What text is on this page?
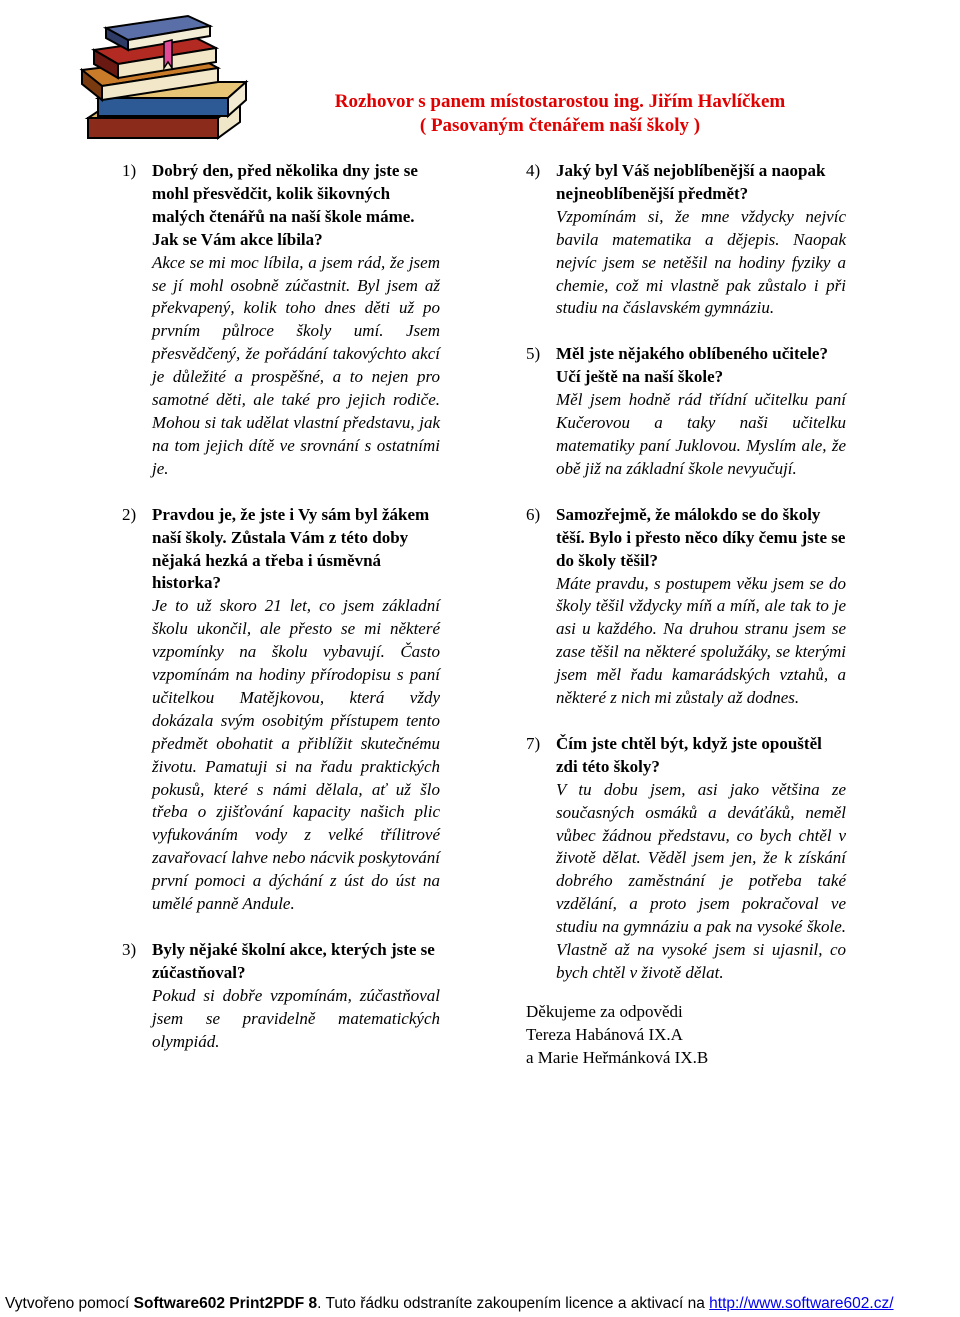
Rozhovor s panem místostarostou ing. Jiřím Havlíčkem
( Pasovaným čtenářem naší školy )
1) Dobrý den, před několika dny jste se mohl přesvědčit, kolik šikovných malých čtenářů na naší škole máme. Jak se Vám akce líbila?
Akce se mi moc líbila, a jsem rád, že jsem se jí mohl osobně zúčastnit. Byl jsem až překvapený, kolik toho dnes děti už po prvním půlroce školy umí. Jsem přesvědčený, že pořádání takovýchto akcí je důležité a prospěšné, a to nejen pro samotné děti, ale také pro jejich rodiče. Mohou si tak udělat vlastní představu, jak na tom jejich dítě ve srovnání s ostatními je.
2) Pravdou je, že jste i Vy sám byl žákem naší školy. Zůstala Vám z této doby nějaká hezká a třeba i úsměvná historka?
Je to už skoro 21 let, co jsem základní školu ukončil, ale přesto se mi některé vzpomínky na školu vybavují. Často vzpomínám na hodiny přírodopisu s paní učitelkou Matějkovou, která vždy dokázala svým osobitým přístupem tento předmět obohatit a přiblížit skutečnému životu. Pamatuji si na řadu praktických pokusů, které s námi dělala, ať už šlo třeba o zjišťování kapacity našich plic vyfukováním vody z velké třílitrové zavařovací lahve nebo nácvik poskytování první pomoci a dýchání z úst do úst na umělé panně Andule.
3) Byly nějaké školní akce, kterých jste se zúčastňoval?
Pokud si dobře vzpomínám, zúčastňoval jsem se pravidelně matematických olympiád.
4) Jaký byl Váš nejoblíbenější a naopak nejneoblíbenější předmět?
Vzpomínám si, že mne vždycky nejvíc bavila matematika a dějepis. Naopak nejvíc jsem se netěšil na hodiny fyziky a chemie, což mi vlastně pak zůstalo i při studiu na čáslavském gymnáziu.
5) Měl jste nějakého oblíbeného učitele? Učí ještě na naší škole?
Měl jsem hodně rád třídní učitelku paní Kučerovou a taky naši učitelku matematiky paní Juklovou. Myslím ale, že obě již na základní škole nevyučují.
6) Samozřejmě, že málokdo se do školy těší. Bylo i přesto něco díky čemu jste se do školy těšil?
Máte pravdu, s postupem věku jsem se do školy těšil vždycky míň a míň, ale tak to je asi u každého. Na druhou stranu jsem se zase těšil na některé spolužáky, se kterými jsem měl řadu kamarádských vztahů, a některé z nich mi zůstaly až dodnes.
7) Čím jste chtěl být, když jste opouštěl zdi této školy?
V tu dobu jsem, asi jako většina ze současných osmáků a deváťáků, neměl vůbec žádnou představu, co bych chtěl v životě dělat. Věděl jsem jen, že k získání dobrého zaměstnání je potřeba také vzdělání, a proto jsem pokračoval ve studiu na gymnáziu a pak na vysoké škole. Vlastně až na vysoké jsem si ujasnil, co bych chtěl v životě dělat.
Děkujeme za odpovědi
Tereza Habánová IX.A
a Marie Heřmánková IX.B
Vytvořeno pomocí Software602 Print2PDF 8. Tuto řádku odstraníte zakoupením licence a aktivací na http://www.software602.cz/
------------------------
■ Written request
The material above must be printed exactly, with its pictures left out.

■ Completed task
What text is on this page?
Rozhovor s panem místostarostou ing. Jiřím Havlíčkem
( Pasovaným čtenářem naší školy )
1) Dobrý den, před několika dny jste se mohl přesvědčit, kolik šikovných malých čtenářů na naší škole máme. Jak se Vám akce líbila?
Akce se mi moc líbila, a jsem rád, že jsem se jí mohl osobně zúčastnit. Byl jsem až překvapený, kolik toho dnes děti už po prvním půlroce školy umí. Jsem přesvědčený, že pořádání takovýchto akcí je důležité a prospěšné, a to nejen pro samotné děti, ale také pro jejich rodiče. Mohou si tak udělat vlastní představu, jak na tom jejich dítě ve srovnání s ostatními je.
2) Pravdou je, že jste i Vy sám byl žákem naší školy. Zůstala Vám z této doby nějaká hezká a třeba i úsměvná historka?
Je to už skoro 21 let, co jsem základní školu ukončil, ale přesto se mi některé vzpomínky na školu vybavují. Často vzpomínám na hodiny přírodopisu s paní učitelkou Matějkovou, která vždy dokázala svým osobitým přístupem tento předmět obohatit a přiblížit skutečnému životu. Pamatuji si na řadu praktických pokusů, které s námi dělala, ať už šlo třeba o zjišťování kapacity našich plic vyfukováním vody z velké třílitrové zavařovací lahve nebo nácvik poskytování první pomoci a dýchání z úst do úst na umělé panně Andule.
3) Byly nějaké školní akce, kterých jste se zúčastňoval?
Pokud si dobře vzpomínám, zúčastňoval jsem se pravidelně matematických olympiád.
4) Jaký byl Váš nejoblíbenější a naopak nejneoblíbenější předmět?
Vzpomínám si, že mne vždycky nejvíc bavila matematika a dějepis. Naopak nejvíc jsem se netěšil na hodiny fyziky a chemie, což mi vlastně pak zůstalo i při studiu na čáslavském gymnáziu.
5) Měl jste nějakého oblíbeného učitele? Učí ještě na naší škole?
Měl jsem hodně rád třídní učitelku paní Kučerovou a taky naši učitelku matematiky paní Juklovou. Myslím ale, že obě již na základní škole nevyučují.
6) Samozřejmě, že málokdo se do školy těší. Bylo i přesto něco díky čemu jste se do školy těšil?
Máte pravdu, s postupem věku jsem se do školy těšil vždycky míň a míň, ale tak to je asi u každého. Na druhou stranu jsem se zase těšil na některé spolužáky, se kterými jsem měl řadu kamarádských vztahů, a některé z nich mi zůstaly až dodnes.
7) Čím jste chtěl být, když jste opouštěl zdi této školy?
V tu dobu jsem, asi jako většina ze současných osmáků a deváťáků, neměl vůbec žádnou představu, co bych chtěl v životě dělat. Věděl jsem jen, že k získání dobrého zaměstnání je potřeba také vzdělání, a proto jsem pokračoval ve studiu na gymnáziu a pak na vysoké škole. Vlastně až na vysoké jsem si ujasnil, co bych chtěl v životě dělat.
Děkujeme za odpovědi
Tereza Habánová IX.A
a Marie Heřmánková IX.B
Vytvořeno pomocí Software602 Print2PDF 8. Tuto řádku odstraníte zakoupením licence a aktivací na http://www.software602.cz/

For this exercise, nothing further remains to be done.